── Raw records ──

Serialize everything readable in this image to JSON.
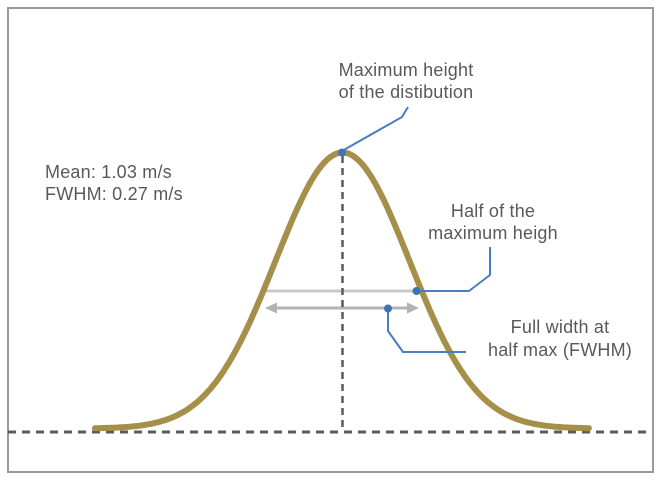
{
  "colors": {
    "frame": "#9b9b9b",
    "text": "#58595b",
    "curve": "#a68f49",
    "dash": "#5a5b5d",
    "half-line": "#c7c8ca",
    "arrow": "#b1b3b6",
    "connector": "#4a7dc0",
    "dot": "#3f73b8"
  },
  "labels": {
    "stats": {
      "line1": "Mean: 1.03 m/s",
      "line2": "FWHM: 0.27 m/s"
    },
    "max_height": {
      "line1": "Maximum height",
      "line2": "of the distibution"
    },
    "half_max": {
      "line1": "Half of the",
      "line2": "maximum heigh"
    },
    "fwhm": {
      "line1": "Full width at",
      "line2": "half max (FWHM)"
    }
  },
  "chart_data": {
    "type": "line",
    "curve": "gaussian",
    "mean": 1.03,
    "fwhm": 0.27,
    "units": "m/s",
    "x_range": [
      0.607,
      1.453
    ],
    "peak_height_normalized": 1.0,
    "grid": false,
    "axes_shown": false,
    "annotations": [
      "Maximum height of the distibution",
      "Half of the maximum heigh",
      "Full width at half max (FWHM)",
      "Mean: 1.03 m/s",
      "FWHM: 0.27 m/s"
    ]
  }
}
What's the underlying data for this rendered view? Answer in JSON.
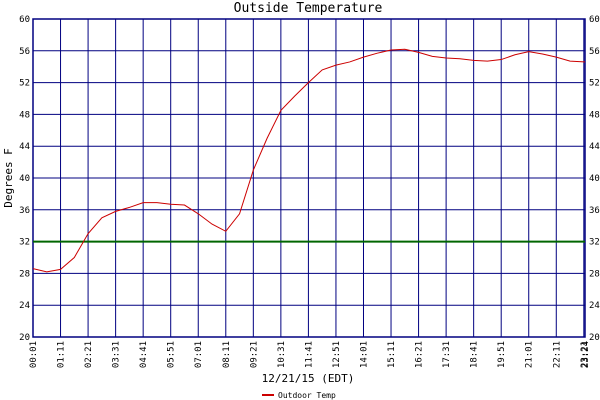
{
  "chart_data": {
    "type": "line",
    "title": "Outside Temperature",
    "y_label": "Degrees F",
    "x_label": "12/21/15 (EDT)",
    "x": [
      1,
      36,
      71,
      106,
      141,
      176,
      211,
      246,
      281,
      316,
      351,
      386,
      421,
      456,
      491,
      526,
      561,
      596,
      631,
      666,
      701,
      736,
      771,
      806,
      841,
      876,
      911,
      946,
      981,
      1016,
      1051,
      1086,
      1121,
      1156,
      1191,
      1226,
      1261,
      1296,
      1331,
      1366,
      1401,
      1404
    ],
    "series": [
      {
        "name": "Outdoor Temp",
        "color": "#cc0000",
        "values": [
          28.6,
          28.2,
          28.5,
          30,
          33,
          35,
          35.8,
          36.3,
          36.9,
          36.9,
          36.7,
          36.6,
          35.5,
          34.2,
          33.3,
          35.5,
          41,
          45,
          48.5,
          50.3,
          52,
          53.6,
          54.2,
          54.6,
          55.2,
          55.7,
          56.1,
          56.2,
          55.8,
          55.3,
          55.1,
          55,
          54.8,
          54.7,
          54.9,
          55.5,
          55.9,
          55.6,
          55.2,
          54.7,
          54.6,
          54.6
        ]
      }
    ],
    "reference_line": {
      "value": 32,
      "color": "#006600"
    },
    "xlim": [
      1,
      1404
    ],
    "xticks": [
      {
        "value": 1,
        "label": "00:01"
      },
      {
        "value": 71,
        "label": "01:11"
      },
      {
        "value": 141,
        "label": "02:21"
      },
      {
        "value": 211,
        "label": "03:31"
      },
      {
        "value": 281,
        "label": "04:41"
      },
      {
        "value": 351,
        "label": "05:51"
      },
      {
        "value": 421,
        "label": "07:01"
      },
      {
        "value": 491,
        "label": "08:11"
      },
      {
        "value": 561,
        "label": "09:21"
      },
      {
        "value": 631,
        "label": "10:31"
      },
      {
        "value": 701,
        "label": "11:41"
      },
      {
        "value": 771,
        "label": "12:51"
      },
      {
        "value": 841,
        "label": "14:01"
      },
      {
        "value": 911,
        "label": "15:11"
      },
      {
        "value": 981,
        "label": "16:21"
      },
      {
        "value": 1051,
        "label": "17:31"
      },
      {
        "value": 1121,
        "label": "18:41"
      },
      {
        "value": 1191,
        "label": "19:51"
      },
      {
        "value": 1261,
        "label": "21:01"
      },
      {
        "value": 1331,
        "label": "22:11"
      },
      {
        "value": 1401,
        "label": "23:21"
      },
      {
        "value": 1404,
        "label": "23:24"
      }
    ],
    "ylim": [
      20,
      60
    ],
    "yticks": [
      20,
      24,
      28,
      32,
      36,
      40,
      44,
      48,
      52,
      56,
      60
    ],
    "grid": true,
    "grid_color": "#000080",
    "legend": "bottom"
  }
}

───
── Raw records ──

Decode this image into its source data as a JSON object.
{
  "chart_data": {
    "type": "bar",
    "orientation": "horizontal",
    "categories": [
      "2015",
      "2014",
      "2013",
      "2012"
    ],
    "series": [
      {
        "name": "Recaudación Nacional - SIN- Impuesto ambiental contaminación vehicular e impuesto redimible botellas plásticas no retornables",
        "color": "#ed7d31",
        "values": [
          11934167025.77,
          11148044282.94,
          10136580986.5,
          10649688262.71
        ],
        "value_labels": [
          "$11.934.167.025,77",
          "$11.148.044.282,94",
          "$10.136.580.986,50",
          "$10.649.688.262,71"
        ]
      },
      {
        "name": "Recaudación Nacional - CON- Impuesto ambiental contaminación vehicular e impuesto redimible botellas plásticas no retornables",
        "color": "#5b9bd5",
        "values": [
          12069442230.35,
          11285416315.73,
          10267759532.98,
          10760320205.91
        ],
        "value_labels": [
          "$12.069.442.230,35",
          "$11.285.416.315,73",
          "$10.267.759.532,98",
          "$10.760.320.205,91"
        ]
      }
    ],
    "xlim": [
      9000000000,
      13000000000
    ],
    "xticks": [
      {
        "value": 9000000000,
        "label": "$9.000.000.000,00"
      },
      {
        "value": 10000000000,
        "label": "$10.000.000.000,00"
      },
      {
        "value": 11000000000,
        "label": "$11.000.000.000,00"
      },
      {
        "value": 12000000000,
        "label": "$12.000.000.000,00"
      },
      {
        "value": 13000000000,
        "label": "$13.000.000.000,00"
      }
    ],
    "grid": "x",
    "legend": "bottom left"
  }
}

───
── Raw records ──

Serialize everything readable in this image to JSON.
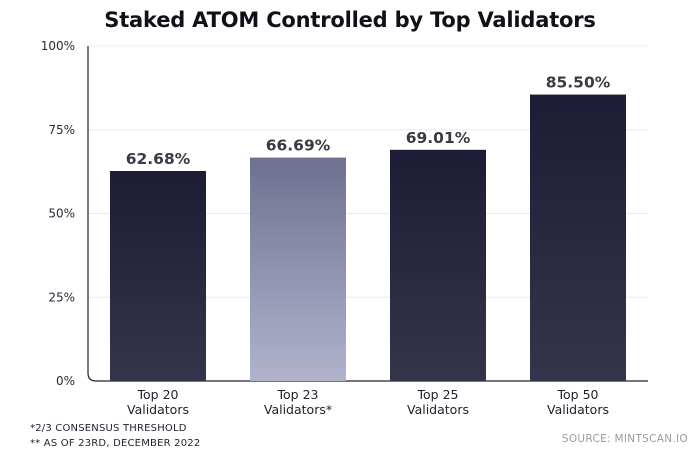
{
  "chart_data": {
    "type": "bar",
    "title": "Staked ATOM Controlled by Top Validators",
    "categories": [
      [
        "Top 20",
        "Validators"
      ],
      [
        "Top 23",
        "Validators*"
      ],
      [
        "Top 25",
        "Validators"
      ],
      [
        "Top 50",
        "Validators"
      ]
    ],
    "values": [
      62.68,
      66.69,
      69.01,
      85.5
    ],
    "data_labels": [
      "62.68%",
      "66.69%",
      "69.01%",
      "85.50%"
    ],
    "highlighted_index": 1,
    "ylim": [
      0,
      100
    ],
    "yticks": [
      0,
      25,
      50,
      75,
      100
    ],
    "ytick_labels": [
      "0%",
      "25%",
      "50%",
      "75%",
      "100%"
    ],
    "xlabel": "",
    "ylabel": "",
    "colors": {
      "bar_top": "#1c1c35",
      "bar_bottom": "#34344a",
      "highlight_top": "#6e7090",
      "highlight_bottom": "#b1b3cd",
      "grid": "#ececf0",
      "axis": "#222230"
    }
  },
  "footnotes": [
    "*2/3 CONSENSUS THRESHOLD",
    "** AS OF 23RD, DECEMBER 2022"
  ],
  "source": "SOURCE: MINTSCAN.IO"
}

───

→ Objective: Each line above that holds the string "contaminación" should be copied and shown.

→ Solved problem:
        "name": "Recaudación Nacional - SIN- Impuesto ambiental contaminación vehicular e impuesto redimible botellas plásticas no retornables",
        "name": "Recaudación Nacional - CON- Impuesto ambiental contaminación vehicular e impuesto redimible botellas plásticas no retornables",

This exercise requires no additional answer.